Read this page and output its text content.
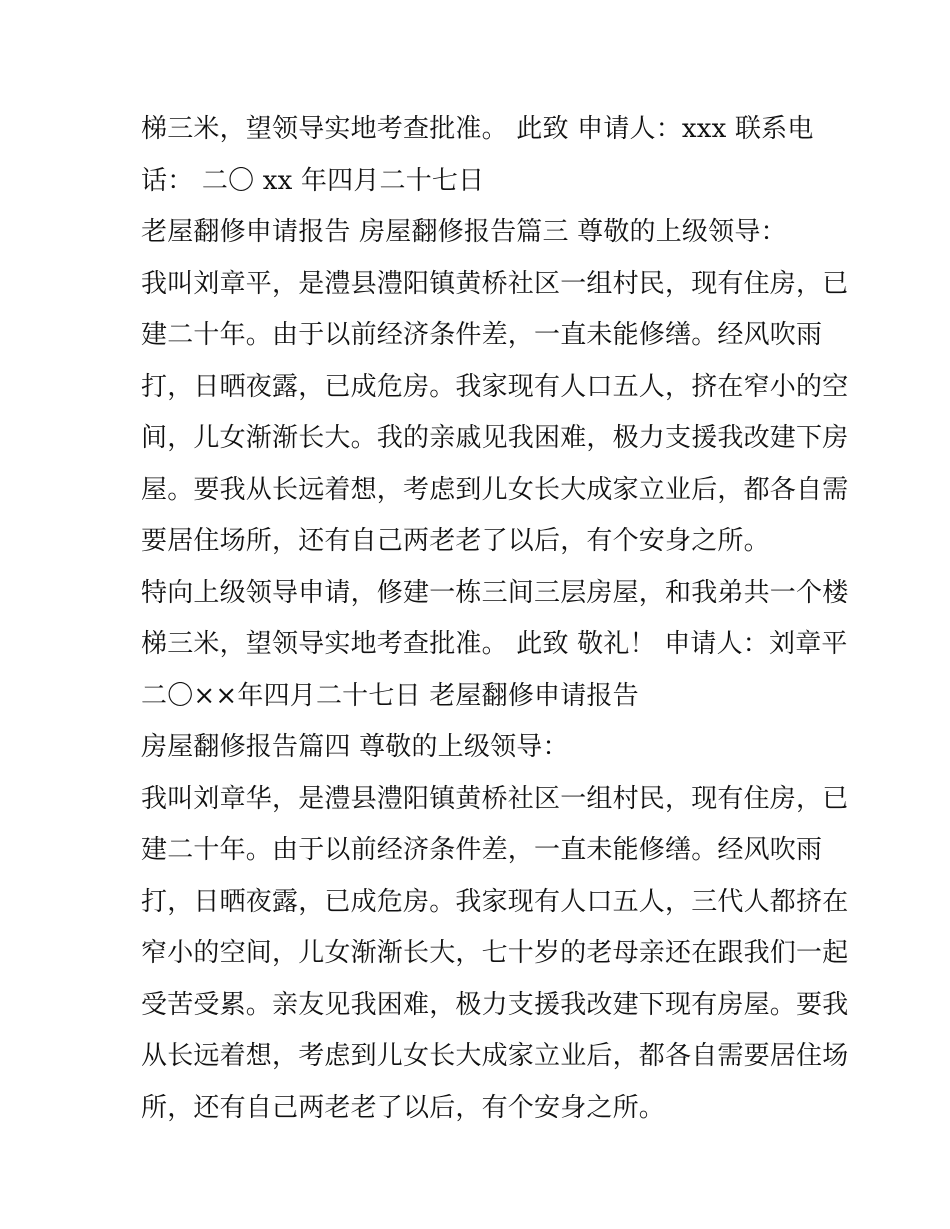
梯三米，望领导实地考查批准。 此致 申请人：xxx 联系电
话： 二〇 xx 年四月二十七日
老屋翻修申请报告 房屋翻修报告篇三 尊敬的上级领导：
我叫刘章平，是澧县澧阳镇黄桥社区一组村民，现有住房，已
建二十年。由于以前经济条件差，一直未能修缮。经风吹雨
打，日晒夜露，已成危房。我家现有人口五人，挤在窄小的空
间，儿女渐渐长大。我的亲戚见我困难，极力支援我改建下房
屋。要我从长远着想，考虑到儿女长大成家立业后，都各自需
要居住场所，还有自己两老老了以后，有个安身之所。
特向上级领导申请，修建一栋三间三层房屋，和我弟共一个楼
梯三米，望领导实地考查批准。 此致 敬礼！ 申请人：刘章平
二〇××年四月二十七日 老屋翻修申请报告
房屋翻修报告篇四 尊敬的上级领导：
我叫刘章华，是澧县澧阳镇黄桥社区一组村民，现有住房，已
建二十年。由于以前经济条件差，一直未能修缮。经风吹雨
打，日晒夜露，已成危房。我家现有人口五人，三代人都挤在
窄小的空间，儿女渐渐长大，七十岁的老母亲还在跟我们一起
受苦受累。亲友见我困难，极力支援我改建下现有房屋。要我
从长远着想，考虑到儿女长大成家立业后，都各自需要居住场
所，还有自己两老老了以后，有个安身之所。
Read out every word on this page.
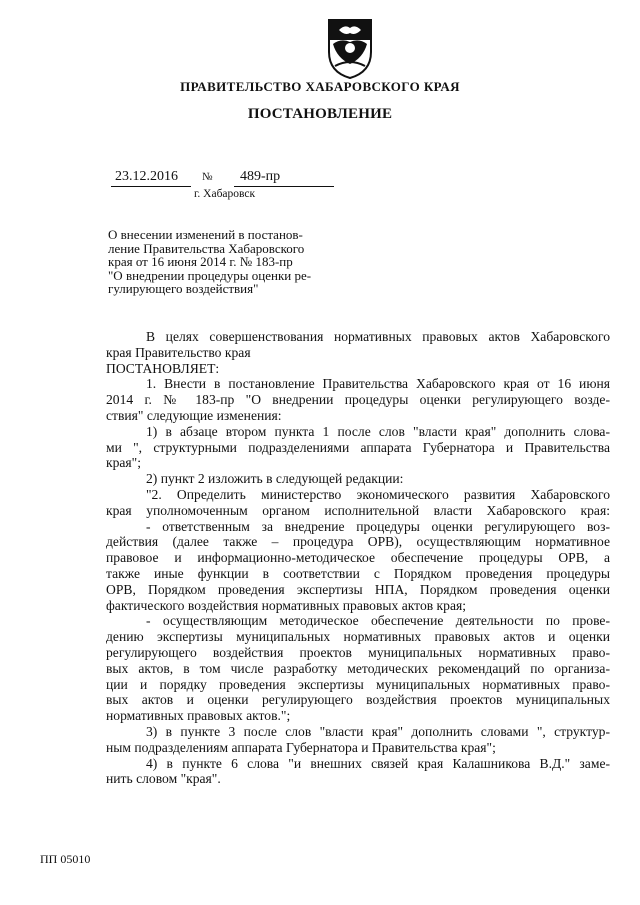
ПРАВИТЕЛЬСТВО ХАБАРОВСКОГО КРАЯ
ПОСТАНОВЛЕНИЕ
23.12.2016	№	489-пр
г. Хабаровск
О внесении изменений в постанов-
ление Правительства Хабаровского
края от 16 июня 2014 г. № 183-пр
"О внедрении процедуры оценки ре-
гулирующего воздействия"
В целях совершенствования нормативных правовых актов Хабаровского
края Правительство края
ПОСТАНОВЛЯЕТ:
1. Внести в постановление Правительства Хабаровского края от 16 июня
2014 г. № 183-пр "О внедрении процедуры оценки регулирующего возде-
ствия" следующие изменения:
1) в абзаце втором пункта 1 после слов "власти края" дополнить слова-
ми ", структурными подразделениями аппарата Губернатора и Правительства
края";
2) пункт 2 изложить в следующей редакции:
"2. Определить министерство экономического развития Хабаровского
края уполномоченным органом исполнительной власти Хабаровского края:
- ответственным за внедрение процедуры оценки регулирующего воз-
действия (далее также – процедура ОРВ), осуществляющим нормативное
правовое и информационно-методическое обеспечение процедуры ОРВ, а
также иные функции в соответствии с Порядком проведения процедуры
ОРВ, Порядком проведения экспертизы НПА, Порядком проведения оценки
фактического воздействия нормативных правовых актов края;
- осуществляющим методическое обеспечение деятельности по прове-
дению экспертизы муниципальных нормативных правовых актов и оценки
регулирующего воздействия проектов муниципальных нормативных право-
вых актов, в том числе разработку методических рекомендаций по организа-
ции и порядку проведения экспертизы муниципальных нормативных право-
вых актов и оценки регулирующего воздействия проектов муниципальных
нормативных правовых актов.";
3) в пункте 3 после слов "власти края" дополнить словами ", структур-
ным подразделениям аппарата Губернатора и Правительства края";
4) в пункте 6 слова "и внешних связей края Калашникова В.Д." заме-
нить словом "края".
ПП 05010
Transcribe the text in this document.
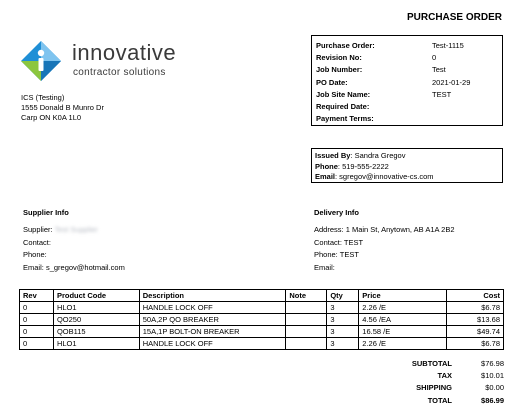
PURCHASE ORDER
innovative
contractor solutions
ICS (Testing)
1555 Donald B Munro Dr
Carp ON K0A 1L0
Purchase Order:	Test-1115
Revision No:	0
Job Number:	Test
PO Date:	2021-01-29
Job Site Name:	TEST
Required Date:
Payment Terms:
Issued By: Sandra Gregov
Phone: 519-555-2222
Email: sgregov@innovative-cs.com
Supplier Info
Supplier: Test Supplier
Contact:
Phone:
Email: s_gregov@hotmail.com
Delivery Info
Address: 1 Main St, Anytown, AB A1A 2B2
Contact: TEST
Phone: TEST
Email:
Rev	Product Code	Description	Note	Qty	Price	Cost
0	HLO1	HANDLE LOCK OFF		3	2.26 /E	$6.78
0	QO250	50A,2P QO BREAKER		3	4.56 /EA	$13.68
0	QOB115	15A,1P BOLT-ON BREAKER		3	16.58 /E	$49.74
0	HLO1	HANDLE LOCK OFF		3	2.26 /E	$6.78
SUBTOTAL	$76.98
TAX	$10.01
SHIPPING	$0.00
TOTAL	$86.99
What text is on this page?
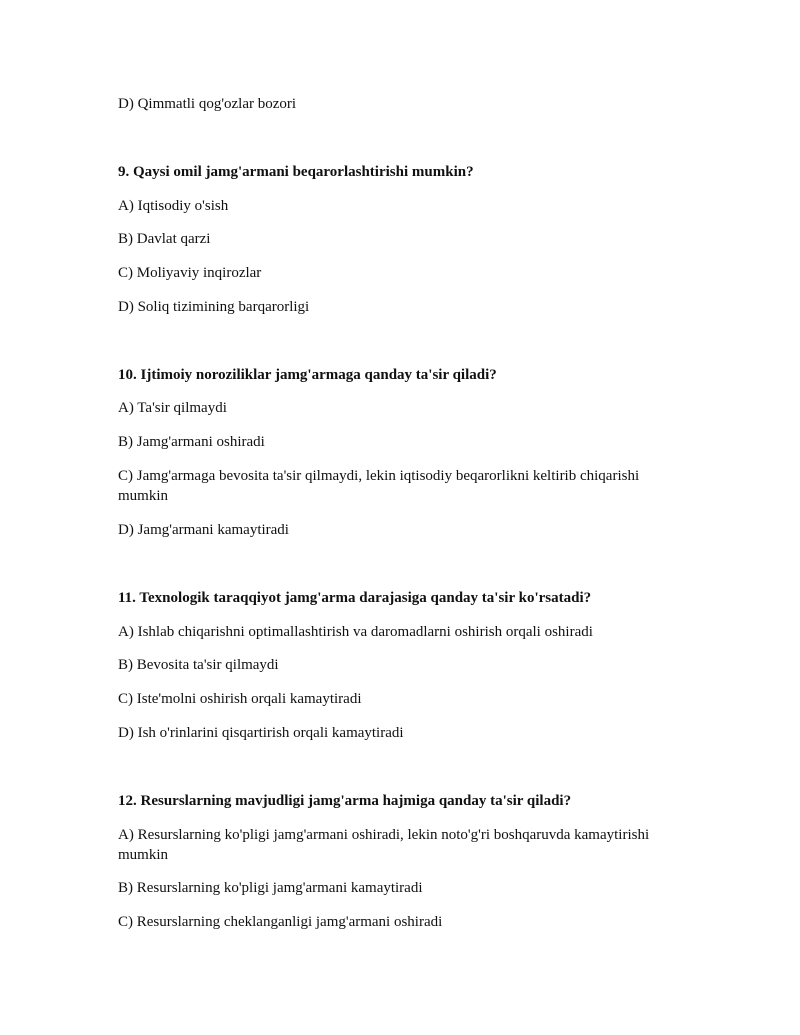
D) Qimmatli qog'ozlar bozori
9. Qaysi omil jamg'armani beqarorlashtirishi mumkin?
A) Iqtisodiy o'sish
B) Davlat qarzi
C) Moliyaviy inqirozlar
D) Soliq tizimining barqarorligi
10. Ijtimoiy noroziliklar jamg'armaga qanday ta'sir qiladi?
A) Ta'sir qilmaydi
B) Jamg'armani oshiradi
C) Jamg'armaga bevosita ta'sir qilmaydi, lekin iqtisodiy beqarorlikni keltirib chiqarishi mumkin
D) Jamg'armani kamaytiradi
11. Texnologik taraqqiyot jamg'arma darajasiga qanday ta'sir ko'rsatadi?
A) Ishlab chiqarishni optimallashtirish va daromadlarni oshirish orqali oshiradi
B) Bevosita ta'sir qilmaydi
C) Iste'molni oshirish orqali kamaytiradi
D) Ish o'rinlarini qisqartirish orqali kamaytiradi
12. Resurslarning mavjudligi jamg'arma hajmiga qanday ta'sir qiladi?
A) Resurslarning ko'pligi jamg'armani oshiradi, lekin noto'g'ri boshqaruvda kamaytirishi mumkin
B) Resurslarning ko'pligi jamg'armani kamaytiradi
C) Resurslarning cheklanganligi jamg'armani oshiradi
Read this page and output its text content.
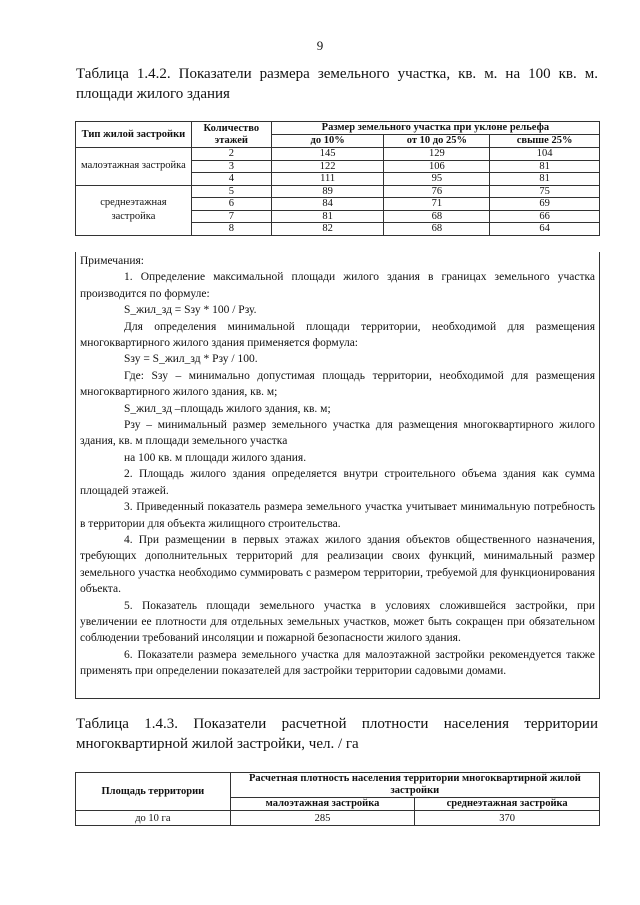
9
Таблица 1.4.2. Показатели размера земельного участка, кв. м. на 100 кв. м. площади жилого здания
Тип жилой застройки	Количество этажей	Размер земельного участка при уклоне рельефа		
		до 10%	от 10 до 25%	свыше 25%
малоэтажная застройка	2	145	129	104
	3	122	106	81
	4	111	95	81
среднеэтажная застройка	5	89	76	75
	6	84	71	69
	7	81	68	66
	8	82	68	64

Примечания:

1. Определение максимальной площади жилого здания в границах земельного участка производится по формуле:

S_жил_зд = Sзу * 100 / Рзу.

Для определения минимальной площади территории, необходимой для размещения многоквартирного жилого здания применяется формула:

Sзу = S_жил_зд * Рзу / 100.

Где: Sзу – минимально допустимая площадь территории, необходимой для размещения многоквартирного жилого здания, кв. м;

S_жил_зд –площадь жилого здания, кв. м;

Рзу – минимальный размер земельного участка для размещения многоквартирного жилого здания, кв. м площади земельного участка

на 100 кв. м площади жилого здания.

2. Площадь жилого здания определяется внутри строительного объема здания как сумма площадей этажей.

3. Приведенный показатель размера земельного участка учитывает минимальную потребность в территории для объекта жилищного строительства.

4. При размещении в первых этажах жилого здания объектов общественного назначения, требующих дополнительных территорий для реализации своих функций, минимальный размер земельного участка необходимо суммировать с размером территории, требуемой для функционирования объекта.

5. Показатель площади земельного участка в условиях сложившейся застройки, при увеличении ее плотности для отдельных земельных участков, может быть сокращен при обязательном соблюдении требований инсоляции и пожарной безопасности жилого здания.

6. Показатели размера земельного участка для малоэтажной застройки рекомендуется также применять при определении показателей для застройки территории садовыми домами.

Таблица 1.4.3. Показатели расчетной плотности населения территории многоквартирной жилой застройки, чел. / га
Площадь территории	Расчетная плотность населения территории многоквартирной жилой застройки	
	малоэтажная застройка	среднеэтажная застройка
до 10 га	285	370
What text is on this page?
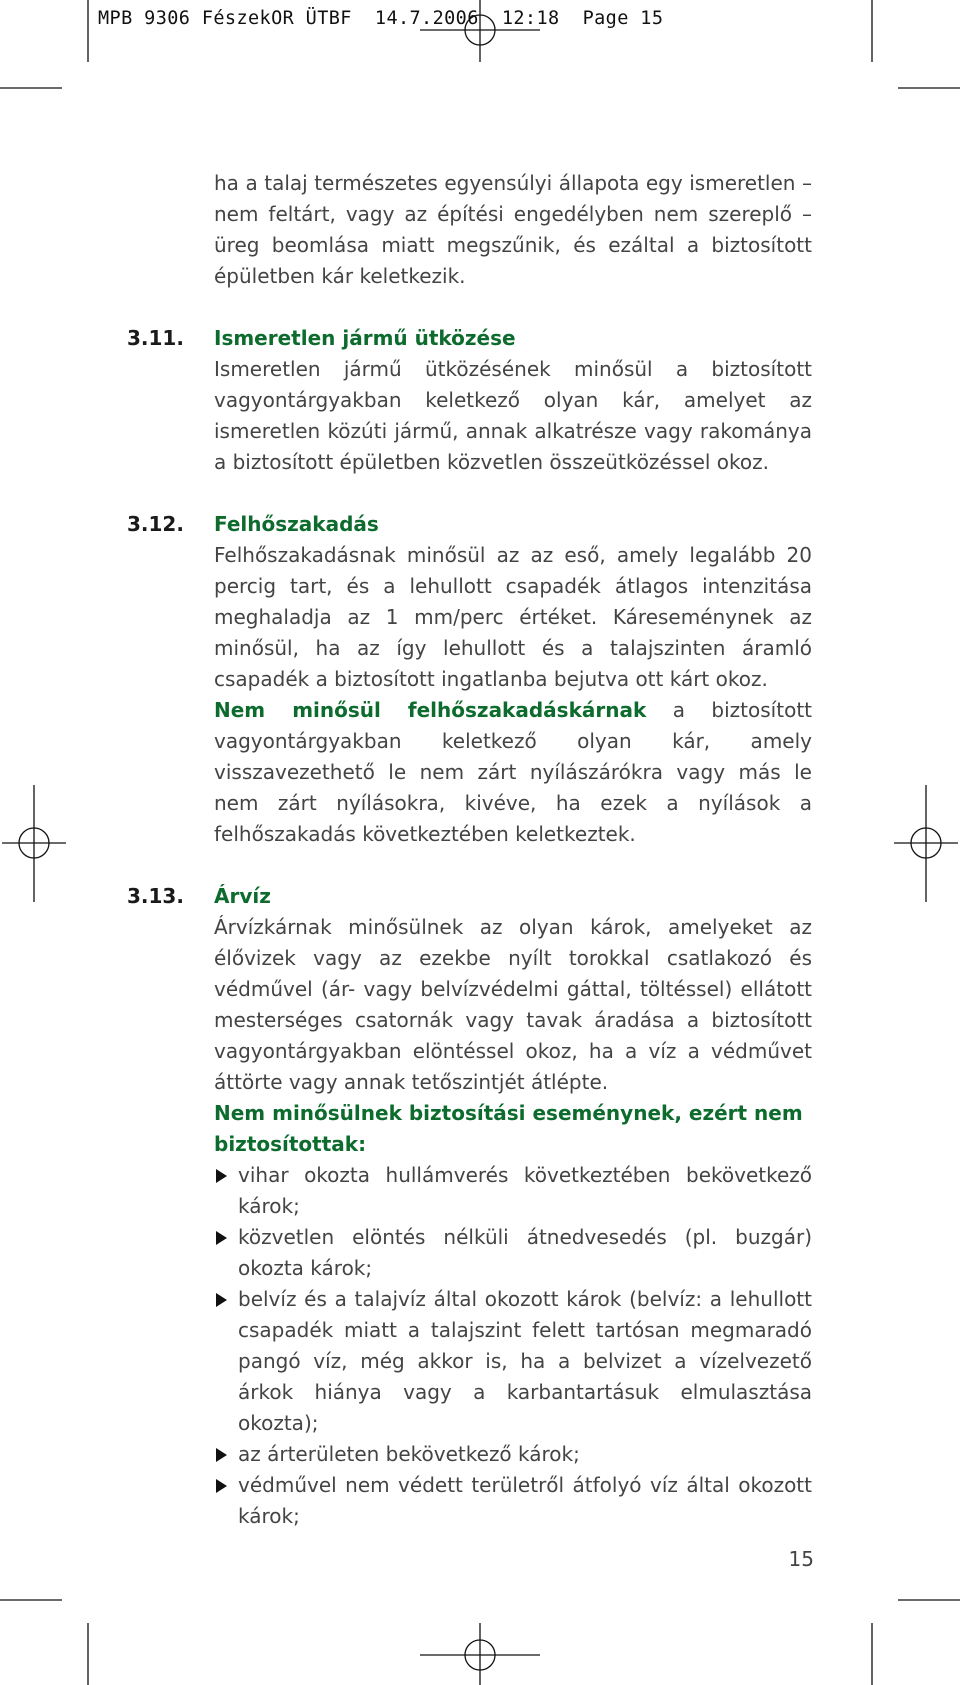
MPB 9306 FészekOR ÜTBF  14.7.2006  12:18  Page 15

ha a talaj természetes egyensúlyi állapota egy ismeretlen – nem feltárt, vagy az építési engedélyben nem szereplő – üreg beomlása miatt megszűnik, és ezáltal a biztosított épületben kár keletkezik.

3.11. Ismeretlen jármű ütközése

Ismeretlen jármű ütközésének minősül a biztosított vagyontárgyakban keletkező olyan kár, amelyet az ismeretlen közúti jármű, annak alkatrésze vagy rakománya a biztosított épületben közvetlen összeütközéssel okoz.

3.12. Felhőszakadás

Felhőszakadásnak minősül az az eső, amely legalább 20 percig tart, és a lehullott csapadék átlagos intenzitása meghaladja az 1 mm/perc értéket. Káreseménynek az minősül, ha az így lehullott és a talajszinten áramló csapadék a biztosított ingatlanba bejutva ott kárt okoz.

Nem minősül felhőszakadáskárnak a biztosított vagyontárgyakban keletkező olyan kár, amely visszavezethető le nem zárt nyílászárókra vagy más le nem zárt nyílásokra, kivéve, ha ezek a nyílások a felhőszakadás következtében keletkeztek.

3.13. Árvíz

Árvízkárnak minősülnek az olyan károk, amelyeket az élővizek vagy az ezekbe nyílt torokkal csatlakozó és védművel (ár- vagy belvízvédelmi gáttal, töltéssel) ellátott mesterséges csatornák vagy tavak áradása a biztosított vagyontárgyakban elöntéssel okoz, ha a víz a védművet áttörte vagy annak tetőszintjét átlépte.

Nem minősülnek biztosítási eseménynek, ezért nem biztosítottak:

vihar okozta hullámverés következtében bekövetkező károk;
közvetlen elöntés nélküli átnedvesedés (pl. buzgár) okozta károk;
belvíz és a talajvíz által okozott károk (belvíz: a lehullott csapadék miatt a talajszint felett tartósan megmaradó pangó víz, még akkor is, ha a belvizet a vízelvezető árkok hiánya vagy a karbantartásuk elmulasztása okozta);
az árterületen bekövetkező károk;
védművel nem védett területről átfolyó víz által okozott károk;
15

§ **Problem details**
Find each line with the string "日晒夜露" and copy it out.

§ **Output for this exercise**
打，日晒夜露，已成危房。我家现有人口五人，挤在窄小的空
打，日晒夜露，已成危房。我家现有人口五人，三代人都挤在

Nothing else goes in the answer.